Task to complete:
Work out how many lines of the records contain "Timesheet". Answer with the number and nothing else.
◆ ◆ ◆ ◆
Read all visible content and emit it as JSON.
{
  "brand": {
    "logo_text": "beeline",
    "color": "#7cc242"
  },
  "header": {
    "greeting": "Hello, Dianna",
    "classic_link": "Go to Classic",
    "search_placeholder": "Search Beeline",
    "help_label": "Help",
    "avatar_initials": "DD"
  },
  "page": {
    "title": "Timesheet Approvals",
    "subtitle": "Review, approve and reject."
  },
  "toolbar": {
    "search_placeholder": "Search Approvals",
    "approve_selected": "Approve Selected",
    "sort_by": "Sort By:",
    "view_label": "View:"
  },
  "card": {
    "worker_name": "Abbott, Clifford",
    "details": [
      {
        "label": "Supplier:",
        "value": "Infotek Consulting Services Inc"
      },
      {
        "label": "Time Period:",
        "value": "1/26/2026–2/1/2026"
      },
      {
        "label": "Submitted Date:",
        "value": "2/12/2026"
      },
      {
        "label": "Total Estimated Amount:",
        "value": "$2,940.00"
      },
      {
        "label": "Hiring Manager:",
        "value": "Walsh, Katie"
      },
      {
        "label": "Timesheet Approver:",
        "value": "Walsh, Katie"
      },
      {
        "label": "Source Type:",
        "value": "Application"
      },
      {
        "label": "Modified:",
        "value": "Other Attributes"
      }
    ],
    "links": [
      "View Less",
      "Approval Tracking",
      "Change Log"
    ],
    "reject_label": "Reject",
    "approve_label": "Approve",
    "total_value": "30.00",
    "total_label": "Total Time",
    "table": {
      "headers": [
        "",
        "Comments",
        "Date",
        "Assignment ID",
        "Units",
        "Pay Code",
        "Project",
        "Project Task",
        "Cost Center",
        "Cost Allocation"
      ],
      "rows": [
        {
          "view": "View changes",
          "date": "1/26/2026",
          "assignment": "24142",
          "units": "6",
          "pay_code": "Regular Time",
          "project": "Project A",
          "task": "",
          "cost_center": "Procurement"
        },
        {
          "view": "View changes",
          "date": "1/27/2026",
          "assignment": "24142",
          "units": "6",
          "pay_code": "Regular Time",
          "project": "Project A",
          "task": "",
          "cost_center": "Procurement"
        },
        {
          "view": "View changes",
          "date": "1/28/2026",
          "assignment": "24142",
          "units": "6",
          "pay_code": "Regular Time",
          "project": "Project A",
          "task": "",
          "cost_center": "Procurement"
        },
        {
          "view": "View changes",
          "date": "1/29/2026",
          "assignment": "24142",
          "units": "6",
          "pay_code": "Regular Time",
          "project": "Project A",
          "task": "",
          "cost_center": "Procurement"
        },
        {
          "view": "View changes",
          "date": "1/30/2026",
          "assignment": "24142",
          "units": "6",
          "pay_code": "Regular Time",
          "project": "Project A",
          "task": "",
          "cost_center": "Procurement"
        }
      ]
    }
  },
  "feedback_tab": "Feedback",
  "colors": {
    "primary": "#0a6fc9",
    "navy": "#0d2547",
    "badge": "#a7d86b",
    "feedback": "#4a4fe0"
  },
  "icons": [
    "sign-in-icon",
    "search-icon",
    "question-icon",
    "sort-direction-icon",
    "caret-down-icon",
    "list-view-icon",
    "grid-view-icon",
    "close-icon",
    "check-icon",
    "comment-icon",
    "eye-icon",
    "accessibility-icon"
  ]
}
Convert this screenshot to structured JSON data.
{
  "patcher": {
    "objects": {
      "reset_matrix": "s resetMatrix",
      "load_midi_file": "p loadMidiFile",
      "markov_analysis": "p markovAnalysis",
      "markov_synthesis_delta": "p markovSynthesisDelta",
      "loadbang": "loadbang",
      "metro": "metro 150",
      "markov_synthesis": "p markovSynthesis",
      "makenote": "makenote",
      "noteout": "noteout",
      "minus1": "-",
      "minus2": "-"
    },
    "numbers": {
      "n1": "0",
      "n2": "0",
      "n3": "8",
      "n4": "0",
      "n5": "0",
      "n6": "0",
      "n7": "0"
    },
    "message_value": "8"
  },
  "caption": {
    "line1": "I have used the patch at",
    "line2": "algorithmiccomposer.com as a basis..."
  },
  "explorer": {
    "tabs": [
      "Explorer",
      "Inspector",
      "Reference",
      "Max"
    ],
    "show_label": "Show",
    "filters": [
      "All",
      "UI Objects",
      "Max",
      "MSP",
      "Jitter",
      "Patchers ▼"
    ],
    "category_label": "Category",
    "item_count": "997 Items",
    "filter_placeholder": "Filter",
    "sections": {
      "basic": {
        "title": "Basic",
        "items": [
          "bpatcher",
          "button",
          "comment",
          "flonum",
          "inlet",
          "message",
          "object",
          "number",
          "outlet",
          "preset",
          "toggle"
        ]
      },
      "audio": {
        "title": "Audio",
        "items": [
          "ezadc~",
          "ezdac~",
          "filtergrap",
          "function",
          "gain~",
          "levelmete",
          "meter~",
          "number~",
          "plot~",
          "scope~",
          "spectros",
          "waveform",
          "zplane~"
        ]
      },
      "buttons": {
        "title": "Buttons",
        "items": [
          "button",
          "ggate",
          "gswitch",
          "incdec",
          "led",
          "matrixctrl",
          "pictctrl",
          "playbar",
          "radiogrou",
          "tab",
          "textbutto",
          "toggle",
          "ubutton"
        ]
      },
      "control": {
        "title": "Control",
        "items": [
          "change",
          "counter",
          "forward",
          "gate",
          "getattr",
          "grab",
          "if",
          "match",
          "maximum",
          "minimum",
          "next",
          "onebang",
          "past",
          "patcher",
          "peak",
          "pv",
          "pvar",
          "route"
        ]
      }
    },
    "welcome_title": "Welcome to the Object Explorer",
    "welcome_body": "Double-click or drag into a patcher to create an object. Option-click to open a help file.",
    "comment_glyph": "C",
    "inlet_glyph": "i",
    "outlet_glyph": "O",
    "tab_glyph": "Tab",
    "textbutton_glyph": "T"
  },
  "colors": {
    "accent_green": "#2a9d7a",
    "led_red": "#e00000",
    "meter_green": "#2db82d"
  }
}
◆ ◆ ◆ ◆
Exercise output:
2